_Requirement 1_
In the health-care reform piece, why does the Stanford professor define universal coverage as something like 95% rather than everyone? Answer in one to three sentences.
_Requirement 2_
Pick up the health-care reform piece after its last sentence and keep writing it.

If and when a health-care reform bill is passed, will it contain universal coverage? The Times asked health-care analysts, economists and politicians. Alain C. Enthoven
Professor, Stanford University Graduate School of Business. It will put us on a path that will eventually--in six to eight years--get to universal coverage, provided we define universal coverage reasonably. By that, I mean something like 95%. There will always be some people whose lifestyles and behavior do not fit in with enrollment in a health plan--the homeless and some young people who never believe they ever will be sick. There will always have to be a public-provider system of last resort. I presume undocumented aliens will not be covered by this plan.
The political forecast was compiled by Therese K. Lee. Peter C. Goldmark, Jr.
President, Rockefeller Foundation.
Yes, because that's the political imperative everybody agrees on. Whatever passes, there will be a conspiracy among Democrats and Republicans not to plot out its costs honestly.
It will be passed with some salami-like phases, and that will make the political victory for everyone a lot more diminished. During the 1990s, we'll be in an almost continuous agony of health reform. It was served up like an Epiphany, but it will be dragged out like a soap opera.
Drew E. Altman
President, Henry J. Kaiser Family Foundation It will be said that it does offer universal coverage, and the country will have a big debate about whether it does. We are heading for the great health-care reform finesse that will phase in universal coverage. This will allow the President to claim victory. It will also allow his critics to claim they dramatically modified the President's plan.
The questions are: What are the details? How long to phase it in? Will the phases be written into the statute or left to future actions?
Warren B. Rudman
Former GOP senator, New Hampshire, and co-chair of the Concord Coalition Not now. The cost is higher than anybody is willing to assume. You cannot pick up costs of coverage for 35 million people and figure they will be absorbed by osmosis. Without any new taxes, I don't see how you're going to fund universal coverage.

Dataset entries
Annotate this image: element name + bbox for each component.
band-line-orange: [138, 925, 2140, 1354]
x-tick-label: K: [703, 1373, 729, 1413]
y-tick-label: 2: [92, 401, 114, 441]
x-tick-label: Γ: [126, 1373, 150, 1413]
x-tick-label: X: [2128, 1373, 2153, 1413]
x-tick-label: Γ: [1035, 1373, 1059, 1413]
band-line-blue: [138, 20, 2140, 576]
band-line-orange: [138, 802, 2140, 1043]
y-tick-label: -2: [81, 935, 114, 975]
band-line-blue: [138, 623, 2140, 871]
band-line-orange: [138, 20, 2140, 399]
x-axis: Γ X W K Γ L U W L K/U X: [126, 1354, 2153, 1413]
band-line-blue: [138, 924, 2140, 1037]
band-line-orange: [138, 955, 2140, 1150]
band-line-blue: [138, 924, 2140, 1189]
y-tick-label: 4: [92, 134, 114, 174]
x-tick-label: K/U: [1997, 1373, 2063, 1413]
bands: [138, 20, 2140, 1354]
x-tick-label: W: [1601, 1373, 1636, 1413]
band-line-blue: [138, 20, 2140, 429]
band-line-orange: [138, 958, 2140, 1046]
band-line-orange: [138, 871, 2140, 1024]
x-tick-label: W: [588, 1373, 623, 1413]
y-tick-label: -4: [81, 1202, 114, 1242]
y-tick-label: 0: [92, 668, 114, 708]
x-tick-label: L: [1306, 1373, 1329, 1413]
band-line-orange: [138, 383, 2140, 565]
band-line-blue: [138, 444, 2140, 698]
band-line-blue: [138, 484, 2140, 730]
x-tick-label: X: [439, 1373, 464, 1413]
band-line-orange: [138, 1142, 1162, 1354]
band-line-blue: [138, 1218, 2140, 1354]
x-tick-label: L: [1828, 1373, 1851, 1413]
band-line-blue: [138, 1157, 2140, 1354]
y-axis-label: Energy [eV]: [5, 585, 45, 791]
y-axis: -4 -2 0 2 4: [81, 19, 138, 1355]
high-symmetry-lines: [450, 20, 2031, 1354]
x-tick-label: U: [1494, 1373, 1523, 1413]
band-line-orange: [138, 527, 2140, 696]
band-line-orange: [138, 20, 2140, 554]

_Answer 1_
He says there will always be some people whose lifestyles and behavior don't fit with enrolling in a health plan. He names the homeless and some young people who never believe they will be sick.

_Answer 2_
Robert B. Helms
Director of health-policy studies, American Enterprise Institute. No. But there are lots of ways that people will make it look like we are getting universal coverage. We will not be able to pass universal coverage because of economics. You've got to pass tax increases or hide taxes through some kind of mandates, such as employer mandates. You would have to have huge government subsidies to get universal coverage, and I don't think Congress can afford it.
Steven A. Schroeder
A physician, president of Robert Wood Johnson Foundation. I think we'll get there eventually, but whether it's in 1994 is not clear to me. Most political leaders support universal care, yet everybody seems to find problems with specific ways to get there and it adds up to implicitly favoring the status quo. But this issue is something that's not going to go away.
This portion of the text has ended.